*EXERCISE DESCRIPTION:* Reproduce every line in the listing that contains the word "双手却有些颤抖".
---------- PROVIDED MATERIAL ----------
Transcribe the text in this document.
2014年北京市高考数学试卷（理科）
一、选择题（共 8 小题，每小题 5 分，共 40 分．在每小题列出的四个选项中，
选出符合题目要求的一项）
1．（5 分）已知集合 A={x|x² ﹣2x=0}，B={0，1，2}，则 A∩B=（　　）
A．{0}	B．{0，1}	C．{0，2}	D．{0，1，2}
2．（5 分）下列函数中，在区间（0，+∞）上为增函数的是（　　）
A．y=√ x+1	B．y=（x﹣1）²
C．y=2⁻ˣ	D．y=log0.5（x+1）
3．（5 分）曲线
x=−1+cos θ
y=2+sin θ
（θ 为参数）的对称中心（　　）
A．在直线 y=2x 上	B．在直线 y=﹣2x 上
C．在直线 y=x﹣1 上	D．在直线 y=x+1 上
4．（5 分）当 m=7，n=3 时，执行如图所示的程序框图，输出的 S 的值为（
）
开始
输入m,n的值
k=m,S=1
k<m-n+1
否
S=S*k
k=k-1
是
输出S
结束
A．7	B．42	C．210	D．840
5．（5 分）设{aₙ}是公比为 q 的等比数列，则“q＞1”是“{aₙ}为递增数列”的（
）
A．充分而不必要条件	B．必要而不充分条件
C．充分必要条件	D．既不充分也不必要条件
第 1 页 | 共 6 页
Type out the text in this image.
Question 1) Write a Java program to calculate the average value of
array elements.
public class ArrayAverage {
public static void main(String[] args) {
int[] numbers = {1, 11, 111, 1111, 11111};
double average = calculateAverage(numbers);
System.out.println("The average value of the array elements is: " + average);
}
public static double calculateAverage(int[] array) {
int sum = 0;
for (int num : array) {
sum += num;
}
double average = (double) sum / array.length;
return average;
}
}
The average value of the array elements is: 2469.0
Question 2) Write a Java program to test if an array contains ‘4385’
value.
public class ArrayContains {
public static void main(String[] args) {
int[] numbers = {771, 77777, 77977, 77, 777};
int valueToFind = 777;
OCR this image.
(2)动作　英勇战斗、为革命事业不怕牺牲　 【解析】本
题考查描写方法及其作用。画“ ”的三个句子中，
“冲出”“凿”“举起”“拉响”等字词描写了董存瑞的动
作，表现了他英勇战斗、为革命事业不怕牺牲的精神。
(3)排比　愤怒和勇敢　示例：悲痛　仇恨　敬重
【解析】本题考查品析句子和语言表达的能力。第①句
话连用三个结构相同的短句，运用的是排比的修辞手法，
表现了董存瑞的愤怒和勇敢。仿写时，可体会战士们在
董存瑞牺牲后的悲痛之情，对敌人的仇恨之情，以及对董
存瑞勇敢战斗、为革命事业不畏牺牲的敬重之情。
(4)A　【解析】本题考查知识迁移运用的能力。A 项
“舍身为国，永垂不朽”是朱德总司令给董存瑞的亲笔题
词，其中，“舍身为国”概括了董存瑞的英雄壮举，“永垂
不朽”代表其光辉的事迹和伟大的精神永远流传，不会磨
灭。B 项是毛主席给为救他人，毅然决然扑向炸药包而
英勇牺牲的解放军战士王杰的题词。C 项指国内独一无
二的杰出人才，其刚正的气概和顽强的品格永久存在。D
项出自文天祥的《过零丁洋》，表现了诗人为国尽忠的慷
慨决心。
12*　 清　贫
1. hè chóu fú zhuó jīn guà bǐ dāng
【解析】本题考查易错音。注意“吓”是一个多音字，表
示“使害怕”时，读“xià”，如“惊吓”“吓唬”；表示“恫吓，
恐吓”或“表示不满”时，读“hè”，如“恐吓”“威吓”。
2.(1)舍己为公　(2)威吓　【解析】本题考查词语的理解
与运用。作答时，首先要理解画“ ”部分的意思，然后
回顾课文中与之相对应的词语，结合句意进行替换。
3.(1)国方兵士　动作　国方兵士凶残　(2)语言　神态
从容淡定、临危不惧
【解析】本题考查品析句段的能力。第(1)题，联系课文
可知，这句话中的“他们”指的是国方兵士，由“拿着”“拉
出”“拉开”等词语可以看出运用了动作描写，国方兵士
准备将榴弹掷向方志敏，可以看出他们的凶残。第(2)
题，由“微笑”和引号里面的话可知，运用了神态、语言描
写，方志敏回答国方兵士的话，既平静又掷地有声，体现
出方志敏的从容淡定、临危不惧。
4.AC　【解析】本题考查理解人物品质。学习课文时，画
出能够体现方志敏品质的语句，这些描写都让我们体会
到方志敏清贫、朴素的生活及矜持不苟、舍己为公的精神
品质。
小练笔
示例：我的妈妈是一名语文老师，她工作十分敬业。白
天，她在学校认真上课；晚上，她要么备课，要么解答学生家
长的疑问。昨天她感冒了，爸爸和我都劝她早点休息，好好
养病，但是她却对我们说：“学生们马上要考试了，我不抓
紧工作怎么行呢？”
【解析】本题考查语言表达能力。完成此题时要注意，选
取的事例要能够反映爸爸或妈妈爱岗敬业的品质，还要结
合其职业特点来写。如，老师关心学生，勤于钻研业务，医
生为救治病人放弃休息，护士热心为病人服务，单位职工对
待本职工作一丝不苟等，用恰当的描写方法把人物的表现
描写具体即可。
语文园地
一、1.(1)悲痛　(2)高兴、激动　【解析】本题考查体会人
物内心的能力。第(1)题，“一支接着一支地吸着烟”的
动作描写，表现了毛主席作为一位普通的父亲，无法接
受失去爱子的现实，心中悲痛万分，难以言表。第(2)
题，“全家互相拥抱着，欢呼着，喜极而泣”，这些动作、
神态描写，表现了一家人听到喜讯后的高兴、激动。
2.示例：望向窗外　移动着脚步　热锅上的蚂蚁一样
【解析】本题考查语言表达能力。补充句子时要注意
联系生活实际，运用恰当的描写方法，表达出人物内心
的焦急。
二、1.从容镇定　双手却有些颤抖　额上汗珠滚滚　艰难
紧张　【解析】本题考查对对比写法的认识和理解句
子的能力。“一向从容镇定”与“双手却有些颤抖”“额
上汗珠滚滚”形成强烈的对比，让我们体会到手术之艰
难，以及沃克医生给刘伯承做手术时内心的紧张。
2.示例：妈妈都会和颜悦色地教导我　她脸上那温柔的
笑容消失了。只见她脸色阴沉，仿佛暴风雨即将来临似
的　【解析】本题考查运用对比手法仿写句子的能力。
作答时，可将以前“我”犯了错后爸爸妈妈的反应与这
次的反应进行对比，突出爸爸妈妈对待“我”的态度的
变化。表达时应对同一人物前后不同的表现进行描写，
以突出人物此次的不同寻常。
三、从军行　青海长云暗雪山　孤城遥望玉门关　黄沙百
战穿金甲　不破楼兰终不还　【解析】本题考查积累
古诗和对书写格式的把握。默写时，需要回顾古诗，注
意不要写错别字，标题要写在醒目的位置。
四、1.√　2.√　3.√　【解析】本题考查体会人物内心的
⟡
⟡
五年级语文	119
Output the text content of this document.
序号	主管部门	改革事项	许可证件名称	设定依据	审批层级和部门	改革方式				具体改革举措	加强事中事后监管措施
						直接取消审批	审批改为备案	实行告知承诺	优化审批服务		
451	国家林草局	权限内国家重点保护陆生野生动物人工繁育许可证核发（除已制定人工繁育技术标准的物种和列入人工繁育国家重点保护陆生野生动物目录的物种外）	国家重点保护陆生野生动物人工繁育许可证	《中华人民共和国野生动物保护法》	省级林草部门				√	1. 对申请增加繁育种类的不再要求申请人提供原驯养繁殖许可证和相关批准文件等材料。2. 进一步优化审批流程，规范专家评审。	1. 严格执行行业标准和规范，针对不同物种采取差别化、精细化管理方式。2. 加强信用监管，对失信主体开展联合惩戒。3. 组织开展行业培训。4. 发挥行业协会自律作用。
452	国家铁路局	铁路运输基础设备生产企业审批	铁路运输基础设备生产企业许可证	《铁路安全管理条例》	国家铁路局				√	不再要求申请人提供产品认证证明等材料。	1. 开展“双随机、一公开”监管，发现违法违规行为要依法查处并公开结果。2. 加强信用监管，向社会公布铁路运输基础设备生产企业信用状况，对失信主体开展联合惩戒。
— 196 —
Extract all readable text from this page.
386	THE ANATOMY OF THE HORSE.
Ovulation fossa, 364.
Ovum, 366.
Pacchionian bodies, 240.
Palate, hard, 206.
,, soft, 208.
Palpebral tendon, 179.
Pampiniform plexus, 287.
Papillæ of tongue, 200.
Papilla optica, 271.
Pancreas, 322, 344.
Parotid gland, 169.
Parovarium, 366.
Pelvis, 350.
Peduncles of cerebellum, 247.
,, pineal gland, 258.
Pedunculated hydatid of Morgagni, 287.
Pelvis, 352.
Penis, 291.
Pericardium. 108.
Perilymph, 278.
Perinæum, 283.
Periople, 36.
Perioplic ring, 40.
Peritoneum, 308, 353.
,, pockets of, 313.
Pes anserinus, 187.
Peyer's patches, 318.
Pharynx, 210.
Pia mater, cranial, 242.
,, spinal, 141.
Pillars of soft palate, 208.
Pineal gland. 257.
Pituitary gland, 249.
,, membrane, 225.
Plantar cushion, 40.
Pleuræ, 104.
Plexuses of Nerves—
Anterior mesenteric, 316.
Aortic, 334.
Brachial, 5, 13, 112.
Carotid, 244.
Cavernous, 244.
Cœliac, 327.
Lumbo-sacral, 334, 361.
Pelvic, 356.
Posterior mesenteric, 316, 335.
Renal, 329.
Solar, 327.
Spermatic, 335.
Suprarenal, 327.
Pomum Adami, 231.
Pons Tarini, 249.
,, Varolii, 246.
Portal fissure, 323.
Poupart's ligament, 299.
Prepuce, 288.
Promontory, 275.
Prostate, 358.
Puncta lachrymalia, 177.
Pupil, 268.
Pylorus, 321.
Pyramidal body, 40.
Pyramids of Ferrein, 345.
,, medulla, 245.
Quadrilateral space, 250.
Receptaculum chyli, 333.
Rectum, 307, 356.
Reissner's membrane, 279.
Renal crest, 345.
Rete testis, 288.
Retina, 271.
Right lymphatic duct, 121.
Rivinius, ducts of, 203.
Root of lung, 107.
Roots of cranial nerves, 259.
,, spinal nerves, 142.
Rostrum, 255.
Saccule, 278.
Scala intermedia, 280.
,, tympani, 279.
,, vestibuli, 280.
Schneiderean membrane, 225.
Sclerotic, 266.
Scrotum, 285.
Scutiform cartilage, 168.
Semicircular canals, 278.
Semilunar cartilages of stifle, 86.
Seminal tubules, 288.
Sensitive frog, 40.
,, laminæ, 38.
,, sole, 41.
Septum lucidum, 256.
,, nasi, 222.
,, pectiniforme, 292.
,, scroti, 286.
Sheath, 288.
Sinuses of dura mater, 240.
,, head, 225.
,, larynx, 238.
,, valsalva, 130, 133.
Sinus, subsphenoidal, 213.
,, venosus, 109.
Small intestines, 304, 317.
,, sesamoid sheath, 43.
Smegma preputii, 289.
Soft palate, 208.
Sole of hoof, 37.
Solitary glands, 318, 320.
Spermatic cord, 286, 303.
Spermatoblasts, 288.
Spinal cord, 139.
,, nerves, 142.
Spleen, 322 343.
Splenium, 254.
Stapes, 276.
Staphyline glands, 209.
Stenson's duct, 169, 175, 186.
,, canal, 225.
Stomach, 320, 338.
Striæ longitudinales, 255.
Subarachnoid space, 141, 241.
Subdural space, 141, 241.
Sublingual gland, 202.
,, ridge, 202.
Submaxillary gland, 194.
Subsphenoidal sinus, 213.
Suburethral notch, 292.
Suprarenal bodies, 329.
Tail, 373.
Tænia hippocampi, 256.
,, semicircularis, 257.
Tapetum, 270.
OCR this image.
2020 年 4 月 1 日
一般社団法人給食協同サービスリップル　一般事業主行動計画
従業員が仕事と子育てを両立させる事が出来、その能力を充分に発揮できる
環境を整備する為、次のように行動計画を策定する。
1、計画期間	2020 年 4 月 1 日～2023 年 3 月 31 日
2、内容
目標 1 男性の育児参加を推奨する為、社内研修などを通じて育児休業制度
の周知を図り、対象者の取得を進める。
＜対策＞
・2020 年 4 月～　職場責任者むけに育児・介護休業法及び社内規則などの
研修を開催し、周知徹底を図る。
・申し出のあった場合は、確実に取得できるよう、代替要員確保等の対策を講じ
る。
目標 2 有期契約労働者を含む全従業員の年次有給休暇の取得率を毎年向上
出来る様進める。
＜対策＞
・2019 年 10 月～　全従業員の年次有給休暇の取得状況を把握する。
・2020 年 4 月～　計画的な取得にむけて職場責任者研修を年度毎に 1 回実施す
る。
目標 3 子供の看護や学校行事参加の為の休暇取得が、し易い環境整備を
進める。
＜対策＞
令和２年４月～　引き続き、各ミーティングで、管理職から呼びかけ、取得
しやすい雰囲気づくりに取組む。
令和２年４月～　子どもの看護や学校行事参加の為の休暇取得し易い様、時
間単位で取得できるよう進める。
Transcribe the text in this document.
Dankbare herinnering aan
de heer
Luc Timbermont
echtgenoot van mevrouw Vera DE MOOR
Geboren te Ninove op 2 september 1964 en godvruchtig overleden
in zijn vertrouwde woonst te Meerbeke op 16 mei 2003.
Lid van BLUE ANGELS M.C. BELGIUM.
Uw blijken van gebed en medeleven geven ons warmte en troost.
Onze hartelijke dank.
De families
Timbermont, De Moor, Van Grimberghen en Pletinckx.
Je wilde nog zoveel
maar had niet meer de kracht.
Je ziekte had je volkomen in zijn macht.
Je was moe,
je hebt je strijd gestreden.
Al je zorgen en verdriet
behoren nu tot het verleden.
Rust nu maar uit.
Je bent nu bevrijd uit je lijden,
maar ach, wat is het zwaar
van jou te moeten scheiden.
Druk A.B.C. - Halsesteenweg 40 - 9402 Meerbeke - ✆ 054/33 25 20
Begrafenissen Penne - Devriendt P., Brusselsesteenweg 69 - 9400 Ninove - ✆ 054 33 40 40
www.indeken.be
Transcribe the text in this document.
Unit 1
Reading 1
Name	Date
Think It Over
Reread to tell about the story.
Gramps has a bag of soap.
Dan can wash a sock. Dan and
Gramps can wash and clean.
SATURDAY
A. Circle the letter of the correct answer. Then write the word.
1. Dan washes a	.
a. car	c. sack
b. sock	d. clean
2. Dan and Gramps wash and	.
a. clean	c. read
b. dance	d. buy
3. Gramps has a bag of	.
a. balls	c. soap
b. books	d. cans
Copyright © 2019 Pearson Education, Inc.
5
----------
*EXPECTED ANSWER:*
二、1.从容镇定　双手却有些颤抖　额上汗珠滚滚　艰难
子的能力。“一向从容镇定”与“双手却有些颤抖”“额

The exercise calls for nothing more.